> Goal of the exercise
Exclude images, then output the remaining data verbatim.

(Collected data)

==========

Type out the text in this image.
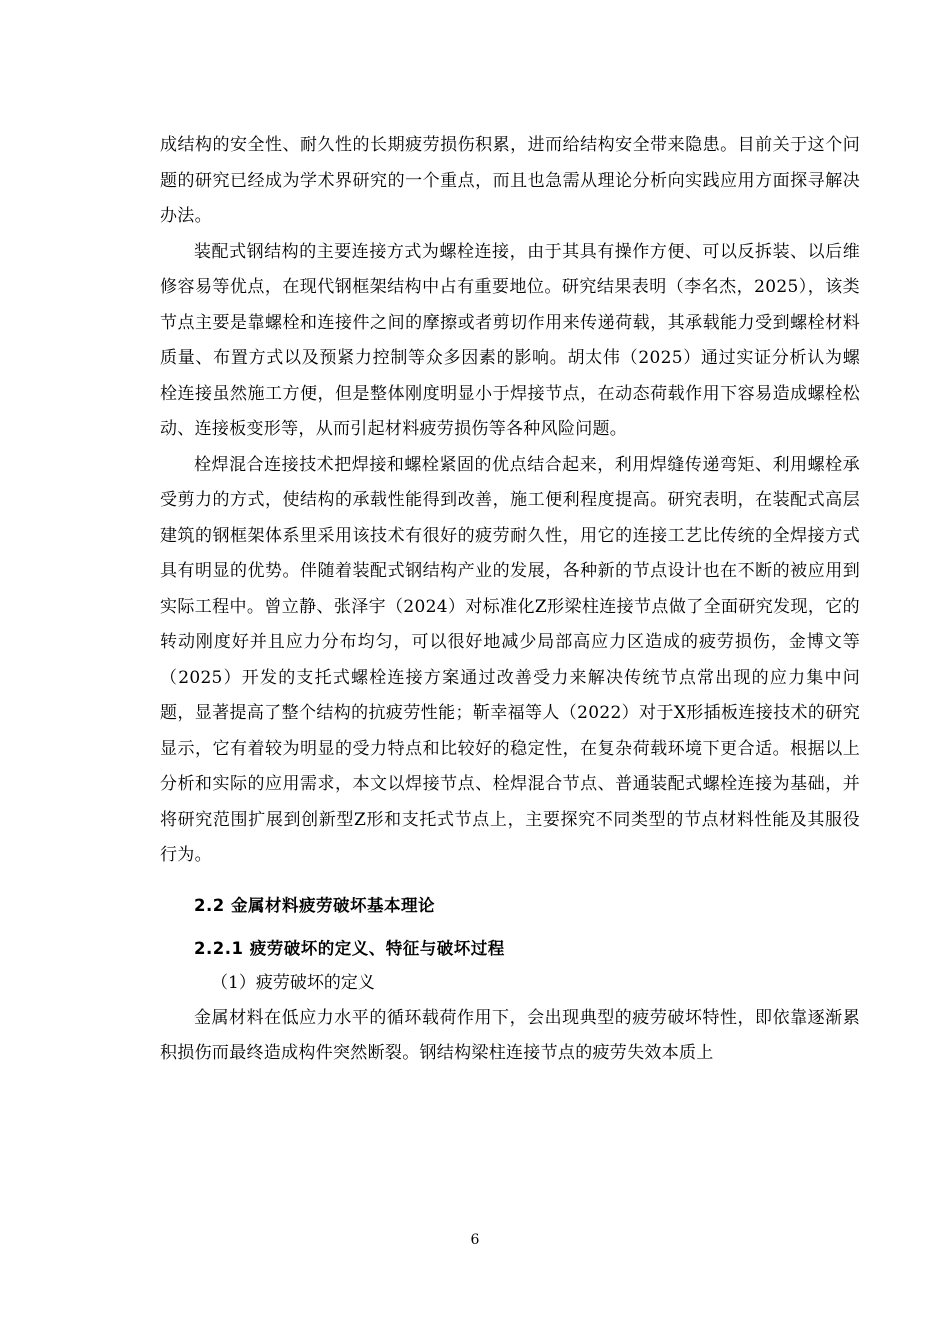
成结构的安全性、耐久性的长期疲劳损伤积累，进而给结构安全带来隐患。目前关于这个问题的研究已经成为学术界研究的一个重点，而且也急需从理论分析向实践应用方面探寻解决办法。

装配式钢结构的主要连接方式为螺栓连接，由于其具有操作方便、可以反拆装、以后维修容易等优点，在现代钢框架结构中占有重要地位。研究结果表明（李名杰，2025），该类节点主要是靠螺栓和连接件之间的摩擦或者剪切作用来传递荷载，其承载能力受到螺栓材料质量、布置方式以及预紧力控制等众多因素的影响。胡太伟（2025）通过实证分析认为螺栓连接虽然施工方便，但是整体刚度明显小于焊接节点，在动态荷载作用下容易造成螺栓松动、连接板变形等，从而引起材料疲劳损伤等各种风险问题。

栓焊混合连接技术把焊接和螺栓紧固的优点结合起来，利用焊缝传递弯矩、利用螺栓承受剪力的方式，使结构的承载性能得到改善，施工便利程度提高。研究表明，在装配式高层建筑的钢框架体系里采用该技术有很好的疲劳耐久性，用它的连接工艺比传统的全焊接方式具有明显的优势。伴随着装配式钢结构产业的发展，各种新的节点设计也在不断的被应用到实际工程中。曾立静、张泽宇（2024）对标准化Z形梁柱连接节点做了全面研究发现，它的转动刚度好并且应力分布均匀，可以很好地减少局部高应力区造成的疲劳损伤，金博文等（2025）开发的支托式螺栓连接方案通过改善受力来解决传统节点常出现的应力集中问题，显著提高了整个结构的抗疲劳性能；靳幸福等人（2022）对于X形插板连接技术的研究显示，它有着较为明显的受力特点和比较好的稳定性，在复杂荷载环境下更合适。根据以上分析和实际的应用需求，本文以焊接节点、栓焊混合节点、普通装配式螺栓连接为基础，并将研究范围扩展到创新型Z形和支托式节点上，主要探究不同类型的节点材料性能及其服役行为。

2.2 金属材料疲劳破坏基本理论

2.2.1 疲劳破坏的定义、特征与破坏过程

（1）疲劳破坏的定义

金属材料在低应力水平的循环载荷作用下，会出现典型的疲劳破坏特性，即依靠逐渐累积损伤而最终造成构件突然断裂。钢结构梁柱连接节点的疲劳失效本质上

6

==========

> Answer to the exercise
Type out the text in this image.
成结构的安全性、耐久性的长期疲劳损伤积累，进而给结构安全带来隐患。目前关于这个问题的研究已经成为学术界研究的一个重点，而且也急需从理论分析向实践应用方面探寻解决办法。

装配式钢结构的主要连接方式为螺栓连接，由于其具有操作方便、可以反拆装、以后维修容易等优点，在现代钢框架结构中占有重要地位。研究结果表明（李名杰，2025），该类节点主要是靠螺栓和连接件之间的摩擦或者剪切作用来传递荷载，其承载能力受到螺栓材料质量、布置方式以及预紧力控制等众多因素的影响。胡太伟（2025）通过实证分析认为螺栓连接虽然施工方便，但是整体刚度明显小于焊接节点，在动态荷载作用下容易造成螺栓松动、连接板变形等，从而引起材料疲劳损伤等各种风险问题。

栓焊混合连接技术把焊接和螺栓紧固的优点结合起来，利用焊缝传递弯矩、利用螺栓承受剪力的方式，使结构的承载性能得到改善，施工便利程度提高。研究表明，在装配式高层建筑的钢框架体系里采用该技术有很好的疲劳耐久性，用它的连接工艺比传统的全焊接方式具有明显的优势。伴随着装配式钢结构产业的发展，各种新的节点设计也在不断的被应用到实际工程中。曾立静、张泽宇（2024）对标准化Z形梁柱连接节点做了全面研究发现，它的转动刚度好并且应力分布均匀，可以很好地减少局部高应力区造成的疲劳损伤，金博文等（2025）开发的支托式螺栓连接方案通过改善受力来解决传统节点常出现的应力集中问题，显著提高了整个结构的抗疲劳性能；靳幸福等人（2022）对于X形插板连接技术的研究显示，它有着较为明显的受力特点和比较好的稳定性，在复杂荷载环境下更合适。根据以上分析和实际的应用需求，本文以焊接节点、栓焊混合节点、普通装配式螺栓连接为基础，并将研究范围扩展到创新型Z形和支托式节点上，主要探究不同类型的节点材料性能及其服役行为。

2.2 金属材料疲劳破坏基本理论

2.2.1 疲劳破坏的定义、特征与破坏过程

（1）疲劳破坏的定义

金属材料在低应力水平的循环载荷作用下，会出现典型的疲劳破坏特性，即依靠逐渐累积损伤而最终造成构件突然断裂。钢结构梁柱连接节点的疲劳失效本质上

6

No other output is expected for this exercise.